→ **Énoncé de l'exercice**
Veuillez restituer mot pour mot le passage de l'extrait ci-dessous sur Pénélope qui commence par « Depuis qu’en ce » et va jusqu'à « du mont rêvant. ».

→ **Extrait fourni**
________________________________________

Depuis qu’en ce travail ta piété s’absorbe,
Bien des fois le soleil a parcouru son orbe,
Et les doigts de l’aurore ont éveillé souvent
La forêt endormie auprès du mont rêvant.


Le paysage poétique n’est rien auprès du paysage musical, où, défaillant de note en note, par tierces successives, la voix et l’accompagnement, le chant et les accords, — ceux-ci délicieusement dégradés et fondus, — ont l’air eux-mêmes de dormir et de rêver. Pénélope alors de répondre seulement : « J’ai tissé de mes mains pour le père d’Ulysse ce linceul... » Et l’intonation de sa réponse, et même, avant qu’elle réponde, quelques notes d’orchestre, lentement étagées les unes au-dessus des autres, suffisent pour déployer, avec le suaire étendu, l’immense, la mystérieuse mélancolie dont il est le symbole. « Ne forçons point notre talent... » Parce qu’il n’a pas forcé le sien, le musicien du premier acte de Pénélope a tout fait avec grâce. Et cette grâce est noble, elle est triste, — le sujet la voulait telle — et, même ingénieuse, toujours elle attendrit. Si Pénélope, se croyant seule un moment, détisse, furtive, le funeste tissu, quelques notes échappées (sont-elles de flûte ou de harpe ?) semblent se défaire comme les points. Mais elles signifient autre chose encore. Par leur ton ou leur mode, par l’harmonie qui les enveloppe, enfin par les soupirs, que çà et là elles interrompent, de l’ouvrière ennemie de son fatal ouvrage, elles ajoutent, ces notes, perlées comme des larmes, au trait pittoresque et spirituel, un autre trait, qui va plus loin, de sentiment et d’émotion.

________________________________________

Enregistrements des limites d'éléments:
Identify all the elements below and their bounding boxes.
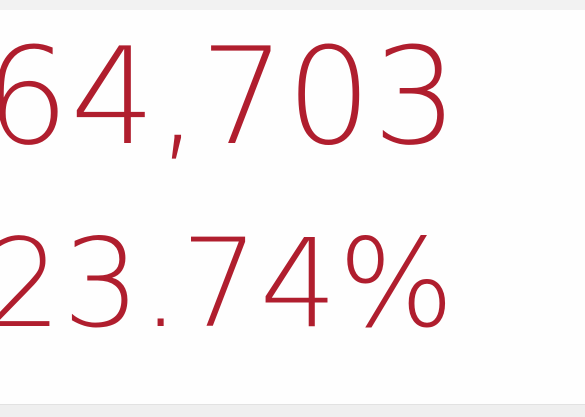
count-value: 64,703 (0, 19, 459, 175)
percent-value: 23.74% (0, 213, 456, 355)
bottom-divider (0, 404, 585, 417)
stats-panel: 64,703 23.74% (0, 10, 585, 405)
top-divider (0, 0, 585, 10)
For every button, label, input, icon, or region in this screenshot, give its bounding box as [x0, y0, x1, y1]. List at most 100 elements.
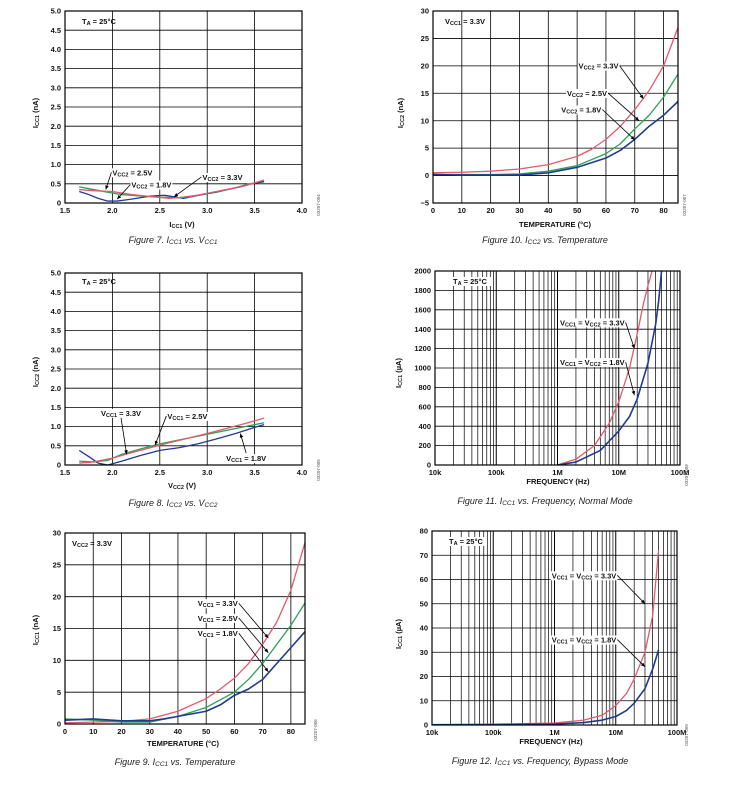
condition-label: TA = 25°C	[82, 17, 116, 27]
series-line	[64, 631, 306, 722]
figure-code: 03207-008	[684, 464, 689, 486]
y-tick-label: 30	[421, 7, 429, 16]
series-line	[79, 417, 265, 464]
y-tick-label: 30	[53, 529, 61, 538]
x-axis-label: FREQUENCY (Hz)	[526, 477, 590, 486]
condition-label-bg	[447, 537, 487, 546]
series-line	[79, 422, 265, 463]
annotation-label: VCC1 = 3.3V	[198, 599, 238, 609]
chart-fig7: 1.5 2.0 2.5 3.0 3.5 4.0 0 0.5 1.0 1.5 2.0 2.5 3.0 3.…	[30, 5, 330, 250]
annotation-arrow	[602, 109, 636, 141]
annotations: VCC1 = VCC2 = 3.3V VCC1 = VCC2 = 1.8V	[559, 318, 636, 396]
y-axis-label: ICC2 (nA)	[31, 356, 41, 387]
annotations: VCC2 = 3.3V VCC2 = 2.5V VCC2 = 1.8V	[560, 61, 644, 141]
y-axis-label: ICC1 (nA)	[31, 614, 41, 645]
y-tick-label: 200	[418, 441, 431, 450]
y-tick-label: 4.0	[51, 45, 61, 54]
y-tick-label: 1400	[414, 325, 431, 334]
annotation-label: VCC1 = VCC2 = 3.3V	[552, 571, 617, 581]
annotation-arrow	[120, 417, 128, 455]
figure-code: 03207-007	[682, 194, 687, 216]
annotation-arrow	[173, 176, 202, 198]
gridlines	[64, 10, 303, 204]
annotation-label: VCC1 = VCC2 = 3.3V	[560, 318, 625, 328]
x-axis-label: ICC1 (V)	[169, 220, 195, 230]
chart-fig8-svg: 1.5 2.0 2.5 3.0 3.5 4.0 0 0.5 1.0 1.5 2.0 2.5 3.0 3.…	[31, 269, 321, 509]
plot-frame	[434, 270, 681, 466]
x-tick-labels: 1.5 2.0 2.5 3.0 3.5 4.0	[60, 468, 307, 477]
annotation-arrowhead	[640, 662, 645, 667]
frame	[431, 530, 678, 726]
annotation-bg	[111, 168, 154, 178]
annotation-bg	[166, 411, 209, 421]
x-tick-label: 10k	[426, 728, 439, 737]
x-tick-label: 80	[287, 727, 295, 736]
y-tick-label: 4.5	[51, 288, 61, 297]
series-line	[431, 649, 660, 726]
annotation-label: VCC1 = 2.5V	[167, 412, 207, 422]
y-axis-label: ICC2 (nA)	[396, 97, 406, 128]
annotation-bg	[559, 318, 626, 328]
plot-frame	[64, 532, 306, 725]
figure-code: 03207-004	[316, 194, 321, 216]
x-tick-label: 60	[602, 206, 610, 215]
y-tick-label: 5.0	[51, 7, 61, 16]
x-tick-label: 30	[515, 206, 523, 215]
y-axis-label: ICC1 (µA)	[394, 619, 404, 649]
annotation-label: VCC1 = 1.8V	[226, 454, 266, 464]
y-tick-label: 1.0	[51, 422, 61, 431]
x-tick-labels: 10k 100k 1M 10M 100M	[429, 468, 690, 477]
series-line	[79, 179, 265, 200]
y-tick-label: 1800	[414, 286, 431, 295]
condition-label: TA = 25°C	[449, 537, 483, 547]
x-tick-label: 1.5	[60, 206, 70, 215]
y-tick-label: 15	[53, 624, 61, 633]
x-tick-label: 20	[486, 206, 494, 215]
figure-caption: Figure 11. ICC1 vs. Frequency, Normal Mo…	[457, 496, 632, 507]
annotation-arrowhead	[631, 390, 636, 396]
x-axis-label: VCC2 (V)	[168, 481, 197, 491]
y-tick-label: 3.0	[51, 345, 61, 354]
x-tick-label: 4.0	[297, 468, 307, 477]
y-tick-label: 70	[420, 551, 428, 560]
annotation-bg	[201, 172, 244, 182]
plot-frame	[432, 10, 679, 204]
chart-fig11: 10k 100k 1M 10M 100M 0 200 400 600 800 1000 1200 14…	[394, 265, 705, 515]
x-axis-label: TEMPERATURE (°C)	[147, 739, 220, 748]
annotation-label: VCC2 = 2.5V	[567, 89, 607, 99]
y-tick-labels: 0 0.5 1.0 1.5 2.0 2.5 3.0 3.5 4.0 4.5 5.0	[51, 269, 61, 470]
annotation-arrow	[238, 602, 269, 639]
annotation-arrowhead	[264, 667, 269, 672]
series-line	[432, 27, 679, 174]
annotation-arrowhead	[174, 193, 179, 197]
annotation-bg	[100, 408, 143, 418]
y-tick-label: 20	[420, 672, 428, 681]
series-lines	[557, 270, 663, 466]
annotations: VCC1 = 3.3V VCC1 = 2.5V VCC1 = 1.8V	[196, 599, 269, 673]
chart-fig12: 10k 100k 1M 10M 100M 0 10 20 30 40 50 60 70 80 VCC1 …	[394, 525, 705, 775]
y-tick-label: 20	[421, 61, 429, 70]
condition-label: TA = 25°C	[453, 277, 487, 287]
annotation-arrowhead	[264, 633, 269, 639]
y-tick-label: 1000	[414, 364, 431, 373]
annotation-label: VCC2 = 1.8V	[131, 181, 171, 191]
x-tick-label: 1.5	[60, 468, 70, 477]
x-tick-label: 10k	[429, 468, 442, 477]
y-tick-label: 4.0	[51, 307, 61, 316]
y-tick-labels: 0 200 400 600 800 1000 1200 1400 1600 1800 2000	[414, 267, 431, 470]
y-tick-label: 5	[425, 144, 429, 153]
x-tick-label: 1M	[549, 728, 559, 737]
x-tick-labels: 1.5 2.0 2.5 3.0 3.5 4.0	[60, 206, 307, 215]
series-line	[432, 100, 679, 176]
y-tick-label: 80	[420, 527, 428, 536]
condition-label: VCC1 = 3.3V	[445, 17, 485, 27]
y-tick-label: 2.0	[51, 384, 61, 393]
x-tick-label: 100k	[488, 468, 506, 477]
annotation-label: VCC1 = 2.5V	[198, 614, 238, 624]
series-lines	[78, 417, 265, 466]
chart-fig10: 0 10 20 30 40 50 60 70 80 −5 0 5 10 15 20 25 30 VCC2 = …	[395, 5, 705, 250]
x-tick-label: 2.5	[155, 206, 165, 215]
y-tick-label: 25	[53, 560, 61, 569]
y-tick-labels: 0 10 20 30 40 50 60 70 80	[420, 527, 428, 730]
x-tick-label: 3.5	[249, 468, 259, 477]
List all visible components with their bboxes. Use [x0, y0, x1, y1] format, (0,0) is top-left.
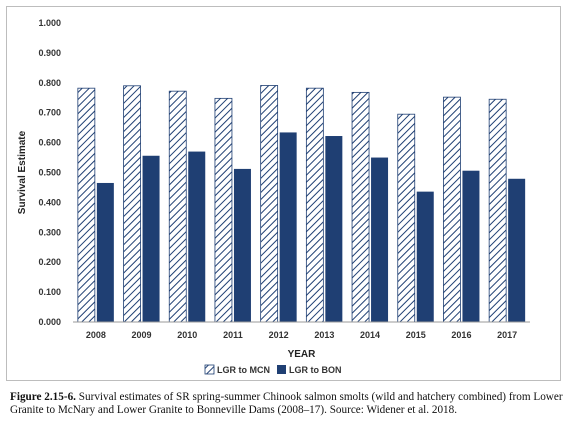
y-tick-label: 0.000: [38, 317, 61, 327]
bar-lgr-to-mcn-2008: [77, 87, 96, 323]
x-tick-label: 2014: [360, 330, 380, 340]
bar-lgr-to-bon-2016: [462, 170, 480, 322]
y-tick-label: 0.900: [38, 48, 61, 58]
figure-caption: Figure 2.15-6. Survival estimates of SR …: [10, 391, 566, 417]
x-tick-label: 2012: [269, 330, 289, 340]
bar-lgr-to-mcn-2015: [397, 113, 416, 323]
bar-lgr-to-mcn-2014: [351, 91, 370, 323]
bar-chart: 0.000 0.100 0.200 0.300 0.400 0.500 0.600 0.700…: [17, 18, 530, 375]
x-tick-label: 2017: [497, 330, 517, 340]
bar-lgr-to-bon-2010: [188, 151, 206, 322]
bar-lgr-to-bon-2015: [416, 191, 434, 322]
bar-lgr-to-bon-2011: [233, 168, 251, 322]
y-axis: 0.000 0.100 0.200 0.300 0.400 0.500 0.600 0.700…: [38, 18, 61, 327]
bar-lgr-to-bon-2009: [142, 155, 160, 322]
y-tick-label: 0.700: [38, 108, 61, 118]
bar-lgr-to-mcn-2013: [305, 87, 324, 323]
y-tick-label: 0.800: [38, 78, 61, 88]
x-tick-label: 2016: [451, 330, 471, 340]
caption-text: Survival estimates of SR spring-summer C…: [10, 391, 563, 416]
y-tick-label: 0.600: [38, 138, 61, 148]
bar-lgr-to-mcn-2011: [214, 97, 233, 323]
y-tick-label: 0.500: [38, 168, 61, 178]
bar-lgr-to-mcn-2017: [488, 98, 507, 323]
x-tick-label: 2009: [132, 330, 152, 340]
x-tick-label: 2013: [314, 330, 334, 340]
bar-lgr-to-mcn-2009: [123, 85, 141, 323]
bar-lgr-to-mcn-2016: [443, 96, 461, 323]
legend: LGR to MCN LGR to BON: [204, 364, 342, 375]
x-tick-label: 2015: [406, 330, 426, 340]
bar-lgr-to-mcn-2010: [168, 90, 187, 323]
bar-lgr-to-bon-2017: [508, 178, 526, 322]
x-tick-label: 2010: [177, 330, 197, 340]
legend-label-lgr-to-mcn: LGR to MCN: [217, 365, 270, 375]
y-tick-label: 0.400: [38, 197, 61, 207]
x-tick-label: 2011: [223, 330, 243, 340]
bar-lgr-to-bon-2014: [371, 157, 389, 322]
y-tick-label: 1.000: [38, 18, 61, 28]
y-tick-label: 0.300: [38, 227, 61, 237]
x-axis: 2008 2009 2010 2011 2012 2013 2014 2015 2016 2017: [86, 330, 517, 340]
y-axis-title: Survival Estimate: [17, 130, 28, 214]
x-axis-title: YEAR: [288, 349, 317, 360]
legend-label-lgr-to-bon: LGR to BON: [289, 365, 342, 375]
legend-swatch-lgr-to-mcn: [204, 364, 215, 375]
bar-lgr-to-mcn-2012: [260, 85, 279, 323]
bar-lgr-to-bon-2012: [279, 132, 297, 322]
x-tick-label: 2008: [86, 330, 106, 340]
caption-label: Figure 2.15-6.: [10, 391, 76, 403]
bar-lgr-to-bon-2013: [325, 136, 343, 322]
legend-swatch-lgr-to-bon: [277, 365, 286, 374]
bar-lgr-to-bon-2008: [96, 182, 114, 322]
y-tick-label: 0.200: [38, 257, 61, 267]
bars: [77, 85, 526, 323]
y-tick-label: 0.100: [38, 287, 61, 297]
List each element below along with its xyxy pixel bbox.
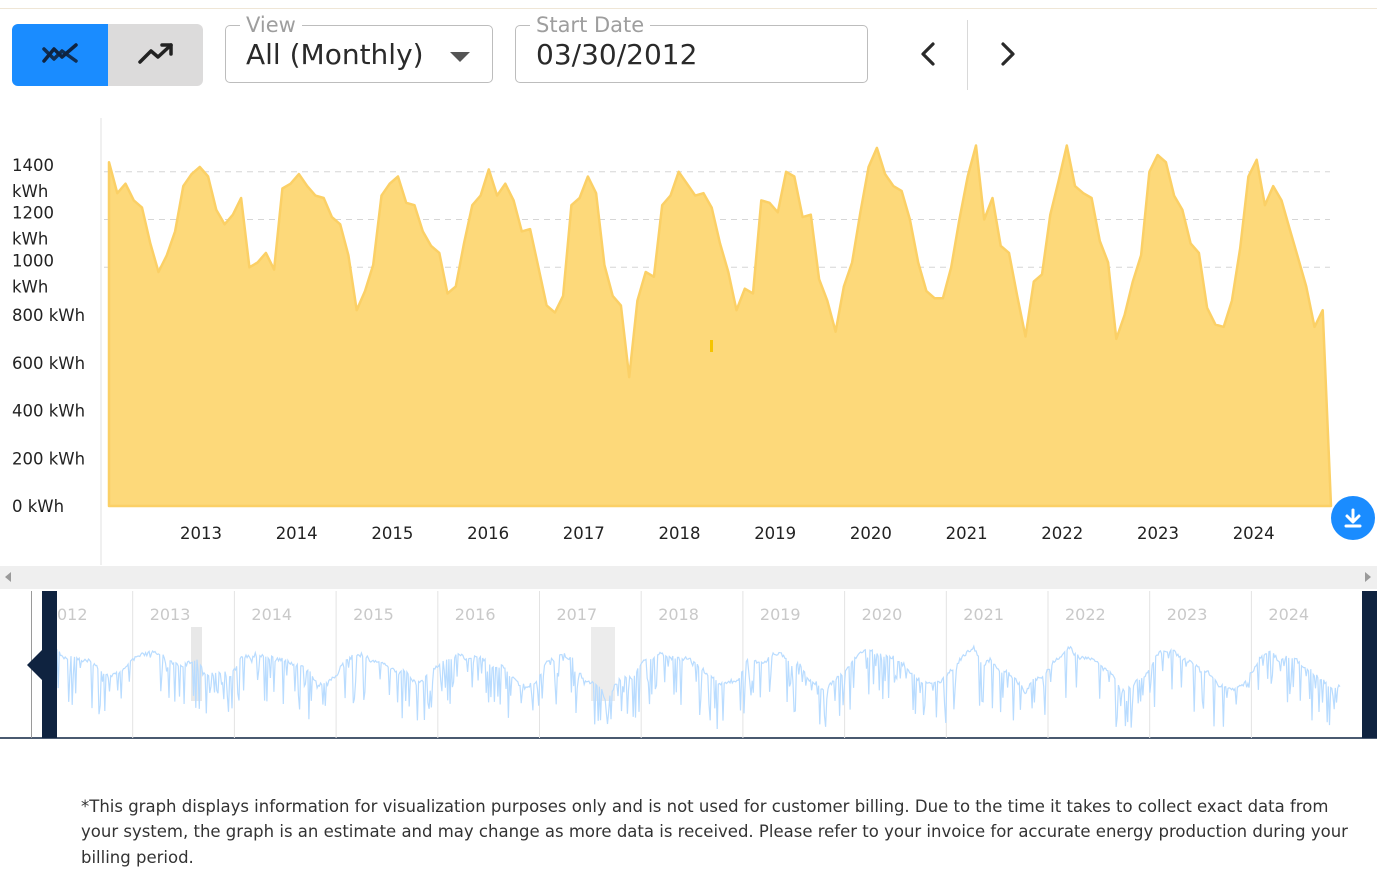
navigator-handle-arrow-icon[interactable]	[27, 650, 42, 680]
navigator-year-label: 2021	[963, 605, 1004, 624]
nav-divider	[967, 20, 968, 90]
navigator-left-handle[interactable]	[42, 591, 57, 738]
start-date-field[interactable]: Start Date 03/30/2012	[515, 25, 868, 83]
view-label: View	[240, 13, 302, 37]
navigator-year-label: 2017	[557, 605, 598, 624]
navigator-year-label: 012	[57, 605, 88, 624]
y-tick-label: 600 kWh	[12, 354, 85, 373]
x-tick-label: 2015	[371, 524, 413, 543]
x-tick-label: 2020	[850, 524, 892, 543]
y-tick-label: 0 kWh	[12, 497, 64, 516]
navigator-year-label: 2019	[760, 605, 801, 624]
chevron-right-icon	[998, 41, 1018, 67]
x-tick-label: 2016	[467, 524, 509, 543]
dropdown-caret-icon	[450, 52, 470, 62]
y-tick-label: 800 kWh	[12, 306, 85, 325]
start-date-value: 03/30/2012	[536, 38, 697, 72]
view-select[interactable]: View All (Monthly)	[225, 25, 493, 83]
y-tick-label: 400 kWh	[12, 402, 85, 421]
navigator-gap-marker	[591, 627, 615, 701]
production-trend-toggle[interactable]	[108, 24, 203, 86]
navigator-year-label: 2013	[150, 605, 191, 624]
navigator-year-label: 2022	[1065, 605, 1106, 624]
navigator-year-label: 2024	[1268, 605, 1309, 624]
navigator-year-label: 2023	[1167, 605, 1208, 624]
navigator-year-label: 2014	[251, 605, 292, 624]
disclaimer-text: *This graph displays information for vis…	[81, 794, 1356, 870]
x-tick-label: 2014	[276, 524, 318, 543]
x-tick-label: 2013	[180, 524, 222, 543]
next-period-button[interactable]	[988, 34, 1028, 74]
production-area-series	[109, 146, 1331, 507]
download-icon	[1342, 507, 1364, 529]
navigator-year-label: 2016	[455, 605, 496, 624]
y-tick-label: 200 kWh	[12, 449, 85, 468]
x-tick-label: 2024	[1233, 524, 1275, 543]
download-button[interactable]	[1331, 496, 1375, 540]
navigator-year-label: 2018	[658, 605, 699, 624]
scroll-right-arrow-icon[interactable]	[1365, 572, 1371, 582]
x-tick-label: 2023	[1137, 524, 1179, 543]
usage-chart-icon	[41, 41, 79, 70]
x-tick-label: 2019	[754, 524, 796, 543]
previous-period-button[interactable]	[908, 34, 948, 74]
scroll-left-arrow-icon[interactable]	[5, 572, 11, 582]
data-marker	[710, 340, 713, 352]
x-tick-label: 2021	[946, 524, 988, 543]
production-trend-icon	[137, 41, 175, 70]
navigator-year-label: 2020	[862, 605, 903, 624]
x-tick-label: 2017	[563, 524, 605, 543]
navigator-series	[57, 646, 1340, 729]
view-value: All (Monthly)	[246, 38, 424, 72]
range-navigator[interactable]: 012 2013 2014 2015 2016 2017 2018 2019 2020 2021 2…	[0, 589, 1377, 741]
top-border	[0, 8, 1377, 9]
x-tick-label: 2022	[1041, 524, 1083, 543]
x-tick-label: 2018	[659, 524, 701, 543]
horizontal-scrollbar[interactable]	[0, 566, 1377, 589]
navigator-year-label: 2015	[353, 605, 394, 624]
chevron-left-icon	[918, 41, 938, 67]
usage-chart-toggle[interactable]	[12, 24, 108, 86]
navigator-right-handle[interactable]	[1362, 591, 1377, 738]
start-date-label: Start Date	[530, 13, 650, 37]
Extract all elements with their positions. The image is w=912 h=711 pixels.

________________________________________

→ **La réponse**
Depuis qu’en ce travail ta piété s’absorbe,
Bien des fois le soleil a parcouru son orbe,
Et les doigts de l’aurore ont éveillé souvent
La forêt endormie auprès du mont rêvant.